**Requirement:**
Write out all lines holding the word "cada".
— Begin Data to process —
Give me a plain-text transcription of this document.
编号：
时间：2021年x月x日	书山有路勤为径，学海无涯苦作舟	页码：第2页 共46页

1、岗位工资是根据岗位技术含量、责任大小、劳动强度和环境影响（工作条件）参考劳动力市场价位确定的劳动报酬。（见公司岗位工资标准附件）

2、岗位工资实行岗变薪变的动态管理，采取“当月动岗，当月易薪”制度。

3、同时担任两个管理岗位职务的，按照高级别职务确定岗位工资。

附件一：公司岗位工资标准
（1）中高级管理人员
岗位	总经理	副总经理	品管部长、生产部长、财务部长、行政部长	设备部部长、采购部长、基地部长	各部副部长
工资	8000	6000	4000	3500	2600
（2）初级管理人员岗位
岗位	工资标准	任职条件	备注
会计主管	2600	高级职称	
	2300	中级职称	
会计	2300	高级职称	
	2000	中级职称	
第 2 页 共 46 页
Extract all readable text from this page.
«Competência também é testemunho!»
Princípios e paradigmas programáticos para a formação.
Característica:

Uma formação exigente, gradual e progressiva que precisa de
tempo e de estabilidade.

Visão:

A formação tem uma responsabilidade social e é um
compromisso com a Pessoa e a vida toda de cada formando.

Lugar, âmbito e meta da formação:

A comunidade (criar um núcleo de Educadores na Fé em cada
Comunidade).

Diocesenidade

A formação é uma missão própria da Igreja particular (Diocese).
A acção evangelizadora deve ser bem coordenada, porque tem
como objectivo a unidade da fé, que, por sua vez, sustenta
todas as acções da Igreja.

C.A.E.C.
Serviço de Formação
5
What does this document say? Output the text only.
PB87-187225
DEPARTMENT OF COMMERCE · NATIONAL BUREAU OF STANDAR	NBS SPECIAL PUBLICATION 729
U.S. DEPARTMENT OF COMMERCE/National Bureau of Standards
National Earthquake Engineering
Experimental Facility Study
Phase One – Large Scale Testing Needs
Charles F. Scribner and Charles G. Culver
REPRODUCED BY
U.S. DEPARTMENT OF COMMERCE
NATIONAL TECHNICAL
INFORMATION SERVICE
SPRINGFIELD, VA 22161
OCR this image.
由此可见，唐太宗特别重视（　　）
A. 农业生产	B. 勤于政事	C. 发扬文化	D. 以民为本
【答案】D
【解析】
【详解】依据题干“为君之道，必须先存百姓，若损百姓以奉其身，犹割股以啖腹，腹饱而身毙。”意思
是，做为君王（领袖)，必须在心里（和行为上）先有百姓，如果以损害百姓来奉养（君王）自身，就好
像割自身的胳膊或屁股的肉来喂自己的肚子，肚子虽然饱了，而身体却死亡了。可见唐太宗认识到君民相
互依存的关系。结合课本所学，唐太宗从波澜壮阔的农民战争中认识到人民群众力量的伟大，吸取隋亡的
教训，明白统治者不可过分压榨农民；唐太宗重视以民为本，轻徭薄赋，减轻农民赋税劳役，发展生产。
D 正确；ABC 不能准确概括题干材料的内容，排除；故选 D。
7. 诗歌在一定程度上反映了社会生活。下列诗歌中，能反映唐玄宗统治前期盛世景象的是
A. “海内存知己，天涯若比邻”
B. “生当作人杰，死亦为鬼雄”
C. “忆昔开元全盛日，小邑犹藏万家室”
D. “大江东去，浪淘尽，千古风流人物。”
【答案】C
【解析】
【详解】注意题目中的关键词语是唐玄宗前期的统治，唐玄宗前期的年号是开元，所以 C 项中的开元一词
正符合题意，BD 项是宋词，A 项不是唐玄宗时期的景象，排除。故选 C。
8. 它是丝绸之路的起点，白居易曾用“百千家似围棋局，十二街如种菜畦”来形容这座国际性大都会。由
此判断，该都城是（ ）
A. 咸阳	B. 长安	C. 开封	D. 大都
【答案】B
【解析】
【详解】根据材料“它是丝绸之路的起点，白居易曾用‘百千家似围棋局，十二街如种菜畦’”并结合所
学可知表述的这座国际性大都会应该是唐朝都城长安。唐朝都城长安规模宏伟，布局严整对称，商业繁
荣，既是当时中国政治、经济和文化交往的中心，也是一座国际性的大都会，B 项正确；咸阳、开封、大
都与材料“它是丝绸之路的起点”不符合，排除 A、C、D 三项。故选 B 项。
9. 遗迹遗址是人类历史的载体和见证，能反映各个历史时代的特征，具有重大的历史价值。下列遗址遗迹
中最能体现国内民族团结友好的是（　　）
— End Data to process —
**Full answer:**
compromisso com a Pessoa e a vida toda de cada formando.
A comunidade (criar um núcleo de Educadores na Fé em cada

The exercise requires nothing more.